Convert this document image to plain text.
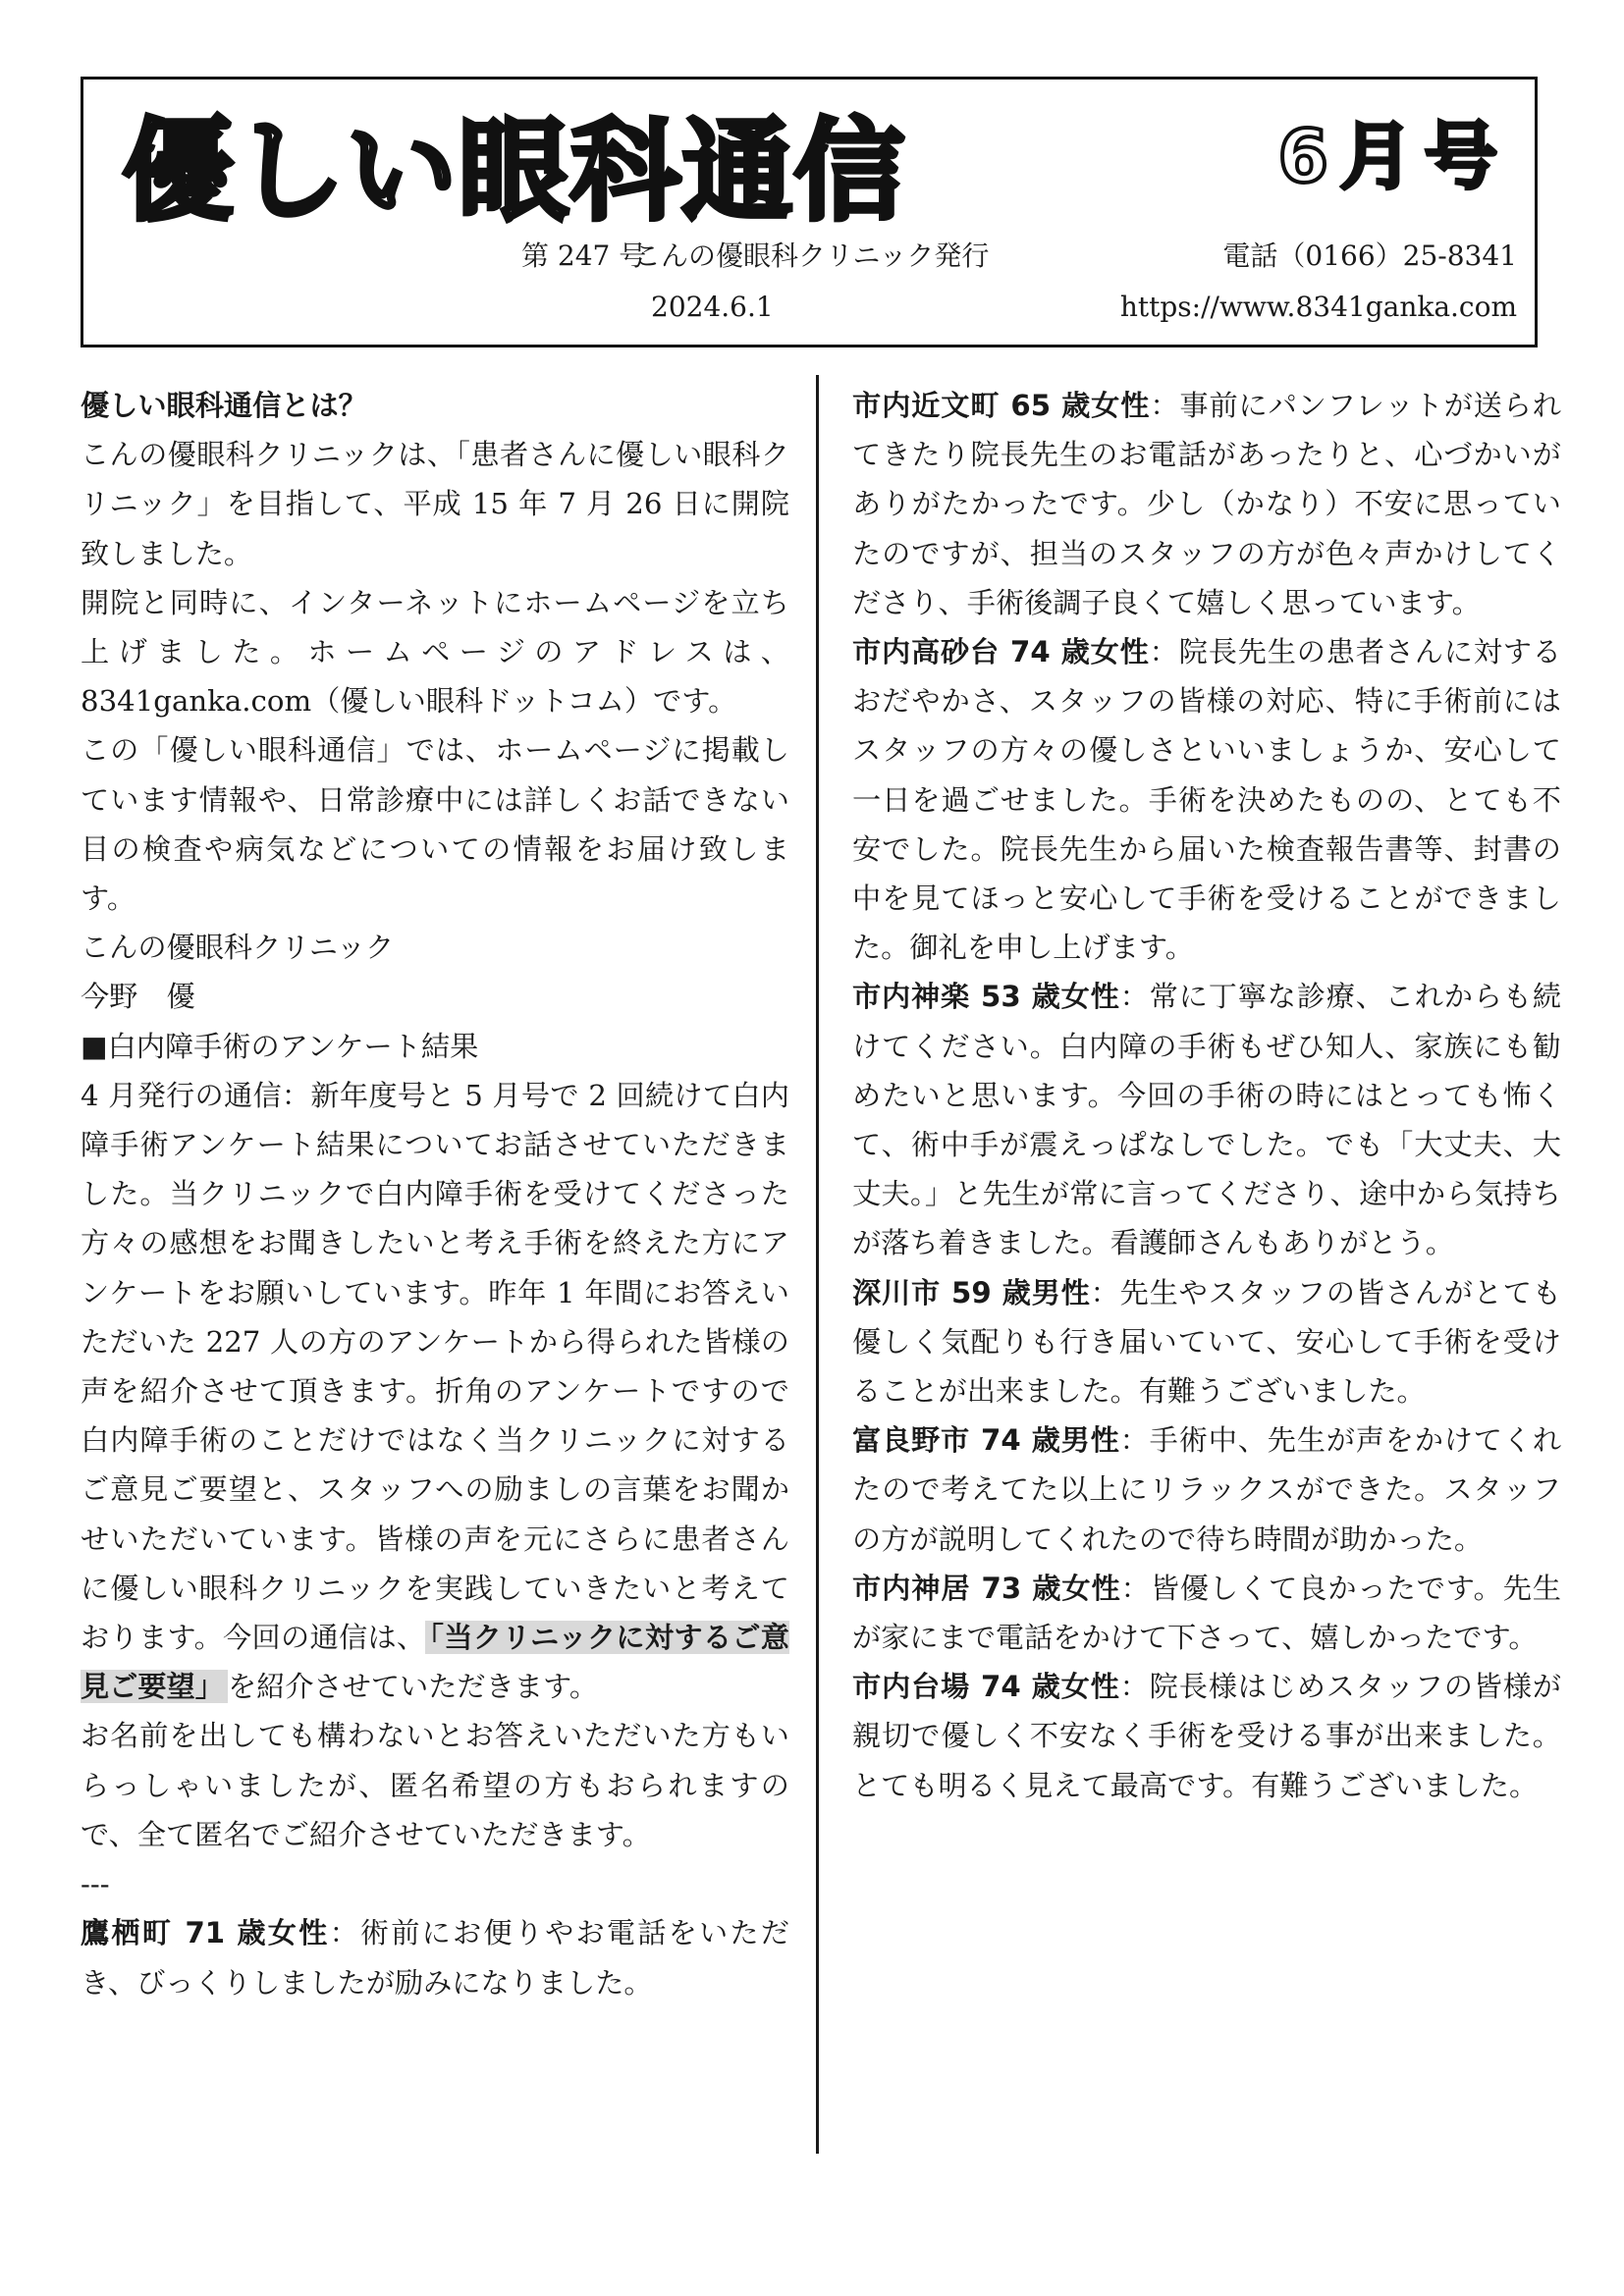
優しい眼科通信	6月号
第 247 号
こんの優眼科クリニック発行	電話（0166）25-8341
2024.6.1	https://www.8341ganka.com

優しい眼科通信とは？

こんの優眼科クリニックは、「患者さんに優しい眼科クリニック」を目指して、平成 15 年 7 月 26 日に開院致しました。

開院と同時に、インターネットにホームページを立ち上げました。ホームページのアドレスは、8341ganka.com（優しい眼科ドットコム）です。

この「優しい眼科通信」では、ホームページに掲載しています情報や、日常診療中には詳しくお話できない目の検査や病気などについての情報をお届け致します。

こんの優眼科クリニック

今野　優

■白内障手術のアンケート結果

4 月発行の通信：新年度号と 5 月号で 2 回続けて白内障手術アンケート結果についてお話させていただきました。当クリニックで白内障手術を受けてくださった方々の感想をお聞きしたいと考え手術を終えた方にアンケートをお願いしています。昨年 1 年間にお答えいただいた 227 人の方のアンケートから得られた皆様の声を紹介させて頂きます。折角のアンケートですので白内障手術のことだけではなく当クリニックに対するご意見ご要望と、スタッフへの励ましの言葉をお聞かせいただいています。皆様の声を元にさらに患者さんに優しい眼科クリニックを実践していきたいと考えております。今回の通信は、 「当クリニックに対するご意見ご要望」 を紹介させていただきます。

お名前を出しても構わないとお答えいただいた方もいらっしゃいましたが、匿名希望の方もおられますので、全て匿名でご紹介させていただきます。

---

鷹栖町 71 歳女性：術前にお便りやお電話をいただき、びっくりしましたが励みになりました。

市内近文町 65 歳女性：事前にパンフレットが送られてきたり院長先生のお電話があったりと、心づかいがありがたかったです。少し（かなり）不安に思っていたのですが、担当のスタッフの方が色々声かけしてくださり、手術後調子良くて嬉しく思っています。

市内高砂台 74 歳女性：院長先生の患者さんに対するおだやかさ、スタッフの皆様の対応、特に手術前にはスタッフの方々の優しさといいましょうか、安心して一日を過ごせました。手術を決めたものの、とても不安でした。院長先生から届いた検査報告書等、封書の中を見てほっと安心して手術を受けることができました。御礼を申し上げます。

市内神楽 53 歳女性：常に丁寧な診療、これからも続けてください。白内障の手術もぜひ知人、家族にも勧めたいと思います。今回の手術の時にはとっても怖くて、術中手が震えっぱなしでした。でも「大丈夫、大丈夫。」と先生が常に言ってくださり、途中から気持ちが落ち着きました。看護師さんもありがとう。

深川市 59 歳男性：先生やスタッフの皆さんがとても優しく気配りも行き届いていて、安心して手術を受けることが出来ました。有難うございました。

富良野市 74 歳男性：手術中、先生が声をかけてくれたので考えてた以上にリラックスができた。スタッフの方が説明してくれたので待ち時間が助かった。

市内神居 73 歳女性：皆優しくて良かったです。先生が家にまで電話をかけて下さって、嬉しかったです。

市内台場 74 歳女性：院長様はじめスタッフの皆様が親切で優しく不安なく手術を受ける事が出来ました。とても明るく見えて最高です。有難うございました。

**What you have to do**
Show all lines from the listing above in which "有難うございました" appears.

**Answer to the exercise**
深川市 59 歳男性：先生やスタッフの皆さんがとても優しく気配りも行き届いていて、安心して手術を受けることが出来ました。有難うございました。
市内台場 74 歳女性：院長様はじめスタッフの皆様が親切で優しく不安なく手術を受ける事が出来ました。とても明るく見えて最高です。有難うございました。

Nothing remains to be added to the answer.